**RECORD SET:**
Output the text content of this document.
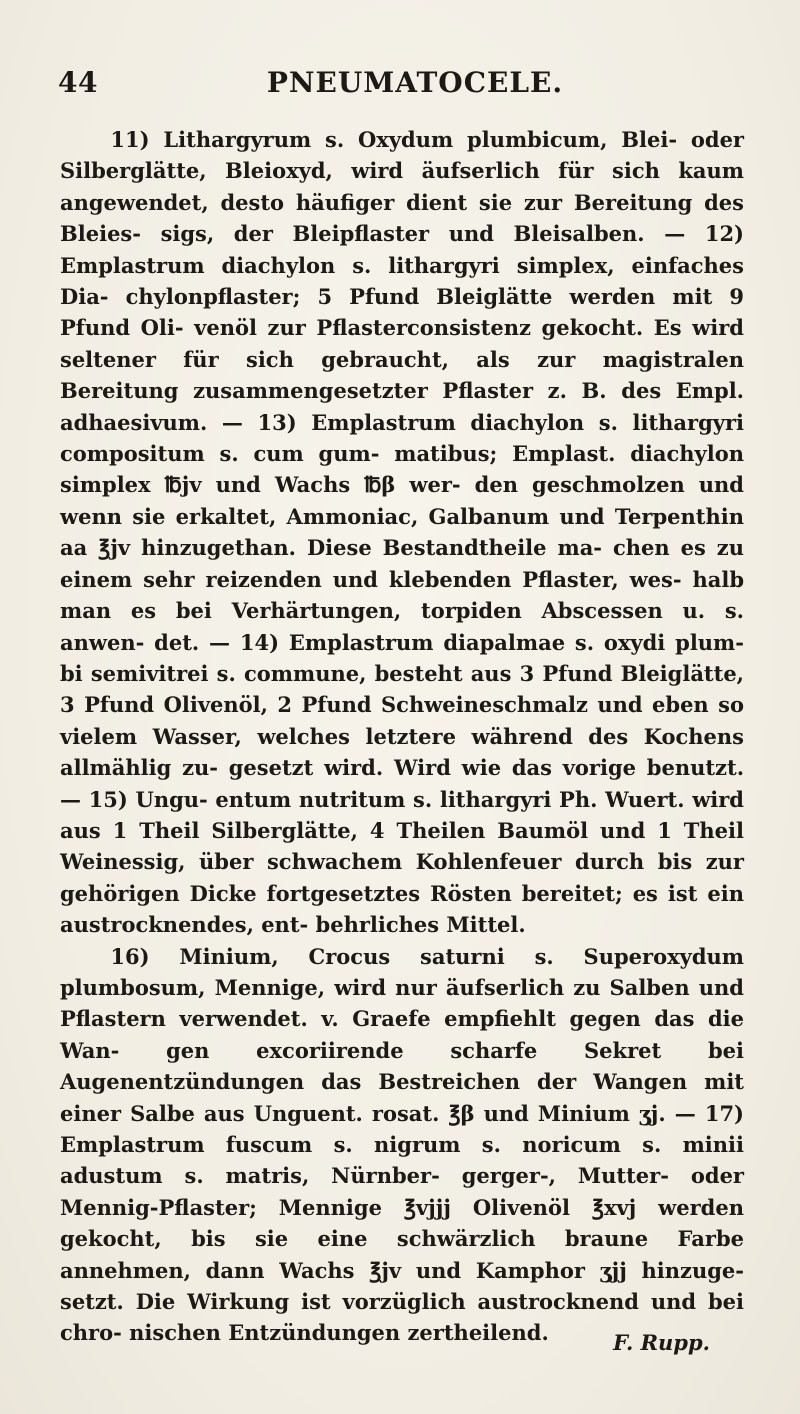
44	PNEUMATOCELE.

11) Lithargyrum s. Oxydum plumbicum, Blei- oder Silberglätte, Bleioxyd, wird äufserlich für sich kaum angewendet, desto häufiger dient sie zur Bereitung des Bleies- sigs, der Bleipflaster und Bleisalben. — 12) Emplastrum diachylon s. lithargyri simplex, einfaches Dia- chylonpflaster; 5 Pfund Bleiglätte werden mit 9 Pfund Oli- venöl zur Pflasterconsistenz gekocht. Es wird seltener für sich gebraucht, als zur magistralen Bereitung zusammengesetzter Pflaster z. B. des Empl. adhaesivum. — 13) Emplastrum diachylon s. lithargyri compositum s. cum gum- matibus; Emplast. diachylon simplex ℔jv und Wachs ℔β wer- den geschmolzen und wenn sie erkaltet, Ammoniac, Galbanum und Terpenthin aa ℥jv hinzugethan. Diese Bestandtheile ma- chen es zu einem sehr reizenden und klebenden Pflaster, wes- halb man es bei Verhärtungen, torpiden Abscessen u. s. anwen- det. — 14) Emplastrum diapalmae s. oxydi plum- bi semivitrei s. commune, besteht aus 3 Pfund Bleiglätte, 3 Pfund Olivenöl, 2 Pfund Schweineschmalz und eben so vielem Wasser, welches letztere während des Kochens allmählig zu- gesetzt wird. Wird wie das vorige benutzt. — 15) Ungu- entum nutritum s. lithargyri Ph. Wuert. wird aus 1 Theil Silberglätte, 4 Theilen Baumöl und 1 Theil Weinessig, über schwachem Kohlenfeuer durch bis zur gehörigen Dicke fortgesetztes Rösten bereitet; es ist ein austrocknendes, ent- behrliches Mittel.

16) Minium, Crocus saturni s. Superoxydum plumbosum, Mennige, wird nur äufserlich zu Salben und Pflastern verwendet. v. Graefe empfiehlt gegen das die Wan- gen excoriirende scharfe Sekret bei Augenentzündungen das Bestreichen der Wangen mit einer Salbe aus Unguent. rosat. ℥β und Minium ʒj. — 17) Emplastrum fuscum s. nigrum s. noricum s. minii adustum s. matris, Nürnber- gerger-, Mutter- oder Mennig-Pflaster; Mennige ℥vjjj Olivenöl ℥xvj werden gekocht, bis sie eine schwärzlich braune Farbe annehmen, dann Wachs ℥jv und Kamphor ʒjj hinzuge- setzt. Die Wirkung ist vorzüglich austrocknend und bei chro- nischen Entzündungen zertheilend.	F. Rupp.
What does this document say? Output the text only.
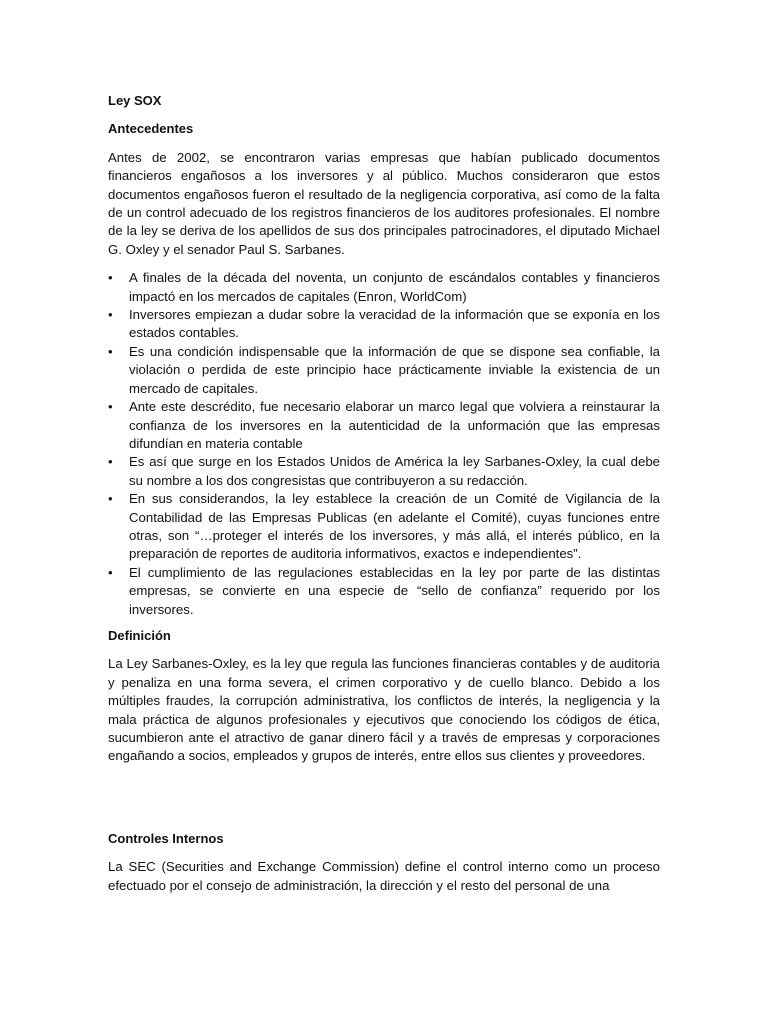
Ley SOX

Antecedentes

Antes de 2002, se encontraron varias empresas que habían publicado documentos financieros engañosos a los inversores y al público. Muchos consideraron que estos documentos engañosos fueron el resultado de la negligencia corporativa, así como de la falta de un control adecuado de los registros financieros de los auditores profesionales. El nombre de la ley se deriva de los apellidos de sus dos principales patrocinadores, el diputado Michael G. Oxley y el senador Paul S. Sarbanes.

• A finales de la década del noventa, un conjunto de escándalos contables y financieros impactó en los mercados de capitales (Enron, WorldCom)
• Inversores empiezan a dudar sobre la veracidad de la información que se exponía en los estados contables.
• Es una condición indispensable que la información de que se dispone sea confiable, la violación o perdida de este principio hace prácticamente inviable la existencia de un mercado de capitales.
• Ante este descrédito, fue necesario elaborar un marco legal que volviera a reinstaurar la confianza de los inversores en la autenticidad de la unformación que las empresas difundían en materia contable
• Es así que surge en los Estados Unidos de América la ley Sarbanes-Oxley, la cual debe su nombre a los dos congresistas que contribuyeron a su redacción.
• En sus considerandos, la ley establece la creación de un Comité de Vigilancia de la Contabilidad de las Empresas Publicas (en adelante el Comité), cuyas funciones entre otras, son “…proteger el interés de los inversores, y más allá, el interés público, en la preparación de reportes de auditoria informativos, exactos e independientes”.
• El cumplimiento de las regulaciones establecidas en la ley por parte de las distintas empresas, se convierte en una especie de “sello de confianza” requerido por los inversores.

Definición

La Ley Sarbanes-Oxley, es la ley que regula las funciones financieras contables y de auditoria y penaliza en una forma severa, el crimen corporativo y de cuello blanco. Debido a los múltiples fraudes, la corrupción administrativa, los conflictos de interés, la negligencia y la mala práctica de algunos profesionales y ejecutivos que conociendo los códigos de ética, sucumbieron ante el atractivo de ganar dinero fácil y a través de empresas y corporaciones engañando a socios, empleados y grupos de interés, entre ellos sus clientes y proveedores.

Controles Internos

La SEC (Securities and Exchange Commission) define el control interno como un proceso efectuado por el consejo de administración, la dirección y el resto del personal de una
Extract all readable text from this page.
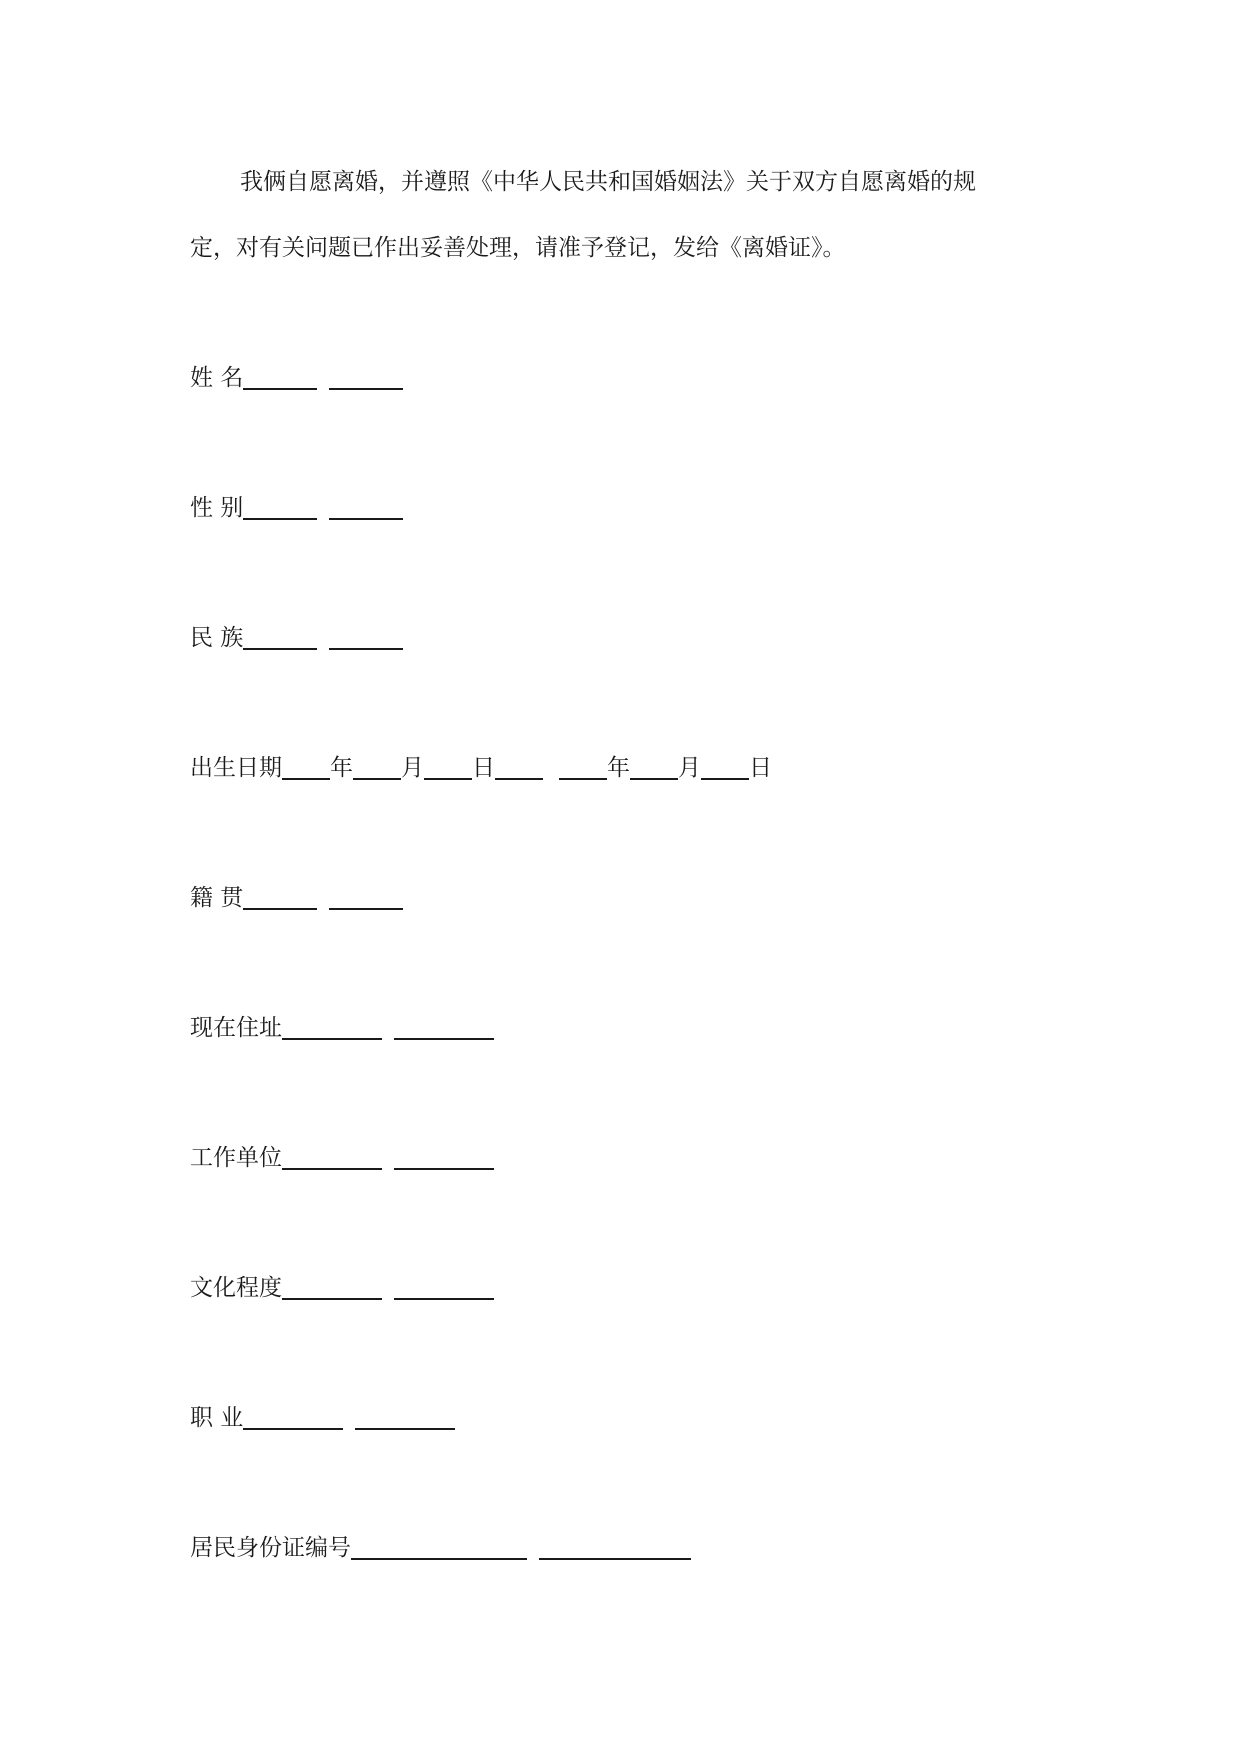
我俩自愿离婚，并遵照《中华人民共和国婚姻法》关于双方自愿离婚的规
定，对有关问题已作出妥善处理，请准予登记，发给《离婚证》。
姓 名
性 别
民 族
出生日期 年 月 日	年 月 日
籍 贯
现在住址
工作单位
文化程度
职 业
居民身份证编号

**YOUR OBJECTIVE:** Write out every line of the entries that holds the word "como".

**FINISHED ANSWER:**
Antes de 2002, se encontraron varias empresas que habían publicado documentos financieros engañosos a los inversores y al público. Muchos consideraron que estos documentos engañosos fueron el resultado de la negligencia corporativa, así como de la falta de un control adecuado de los registros financieros de los auditores profesionales. El nombre de la ley se deriva de los apellidos de sus dos principales patrocinadores, el diputado Michael G. Oxley y el senador Paul S. Sarbanes.
La SEC (Securities and Exchange Commission) define el control interno como un proceso efectuado por el consejo de administración, la dirección y el resto del personal de una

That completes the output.